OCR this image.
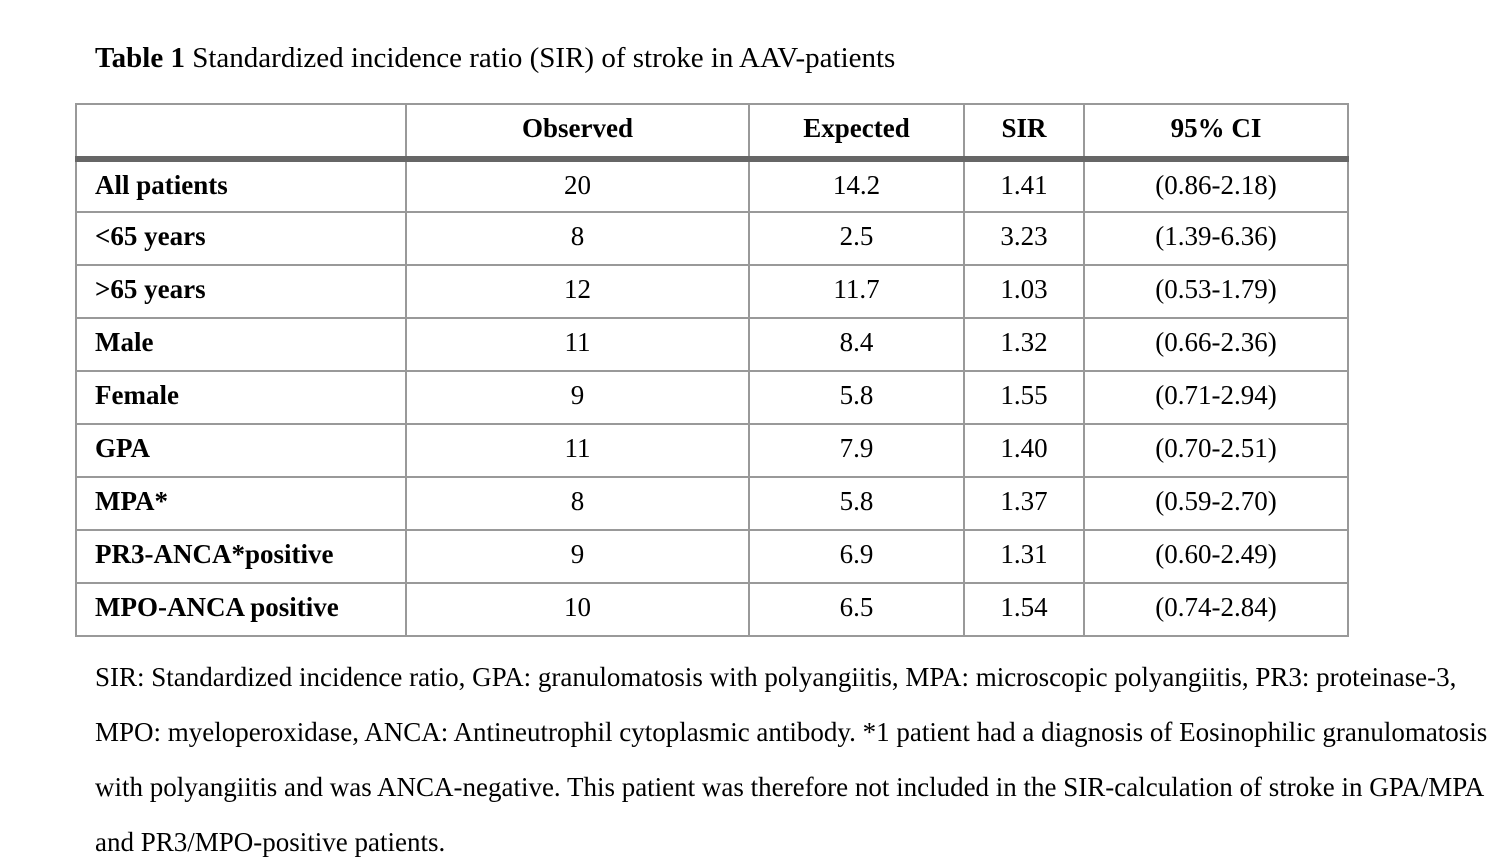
Table 1 Standardized incidence ratio (SIR) of stroke in AAV-patients
	Observed	Expected	SIR	95% CI
All patients	20	14.2	1.41	(0.86-2.18)
<65 years	8	2.5	3.23	(1.39-6.36)
>65 years	12	11.7	1.03	(0.53-1.79)
Male	11	8.4	1.32	(0.66-2.36)
Female	9	5.8	1.55	(0.71-2.94)
GPA	11	7.9	1.40	(0.70-2.51)
MPA*	8	5.8	1.37	(0.59-2.70)
PR3-ANCA*positive	9	6.9	1.31	(0.60-2.49)
MPO-ANCA positive	10	6.5	1.54	(0.74-2.84)
SIR: Standardized incidence ratio, GPA: granulomatosis with polyangiitis, MPA: microscopic polyangiitis, PR3: proteinase-3, MPO: myeloperoxidase, ANCA: Antineutrophil cytoplasmic antibody. *1 patient had a diagnosis of Eosinophilic granulomatosis with polyangiitis and was ANCA-negative. This patient was therefore not included in the SIR-calculation of stroke in GPA/MPA and PR3/MPO-positive patients.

Task objective: Give back the records above exactly. Pictures stay out.

Output of the task:
OCR this image.
Table 1 Standardized incidence ratio (SIR) of stroke in AAV-patients
	Observed	Expected	SIR	95% CI
All patients	20	14.2	1.41	(0.86-2.18)
<65 years	8	2.5	3.23	(1.39-6.36)
>65 years	12	11.7	1.03	(0.53-1.79)
Male	11	8.4	1.32	(0.66-2.36)
Female	9	5.8	1.55	(0.71-2.94)
GPA	11	7.9	1.40	(0.70-2.51)
MPA*	8	5.8	1.37	(0.59-2.70)
PR3-ANCA*positive	9	6.9	1.31	(0.60-2.49)
MPO-ANCA positive	10	6.5	1.54	(0.74-2.84)
SIR: Standardized incidence ratio, GPA: granulomatosis with polyangiitis, MPA: microscopic polyangiitis, PR3: proteinase-3, MPO: myeloperoxidase, ANCA: Antineutrophil cytoplasmic antibody. *1 patient had a diagnosis of Eosinophilic granulomatosis with polyangiitis and was ANCA-negative. This patient was therefore not included in the SIR-calculation of stroke in GPA/MPA and PR3/MPO-positive patients.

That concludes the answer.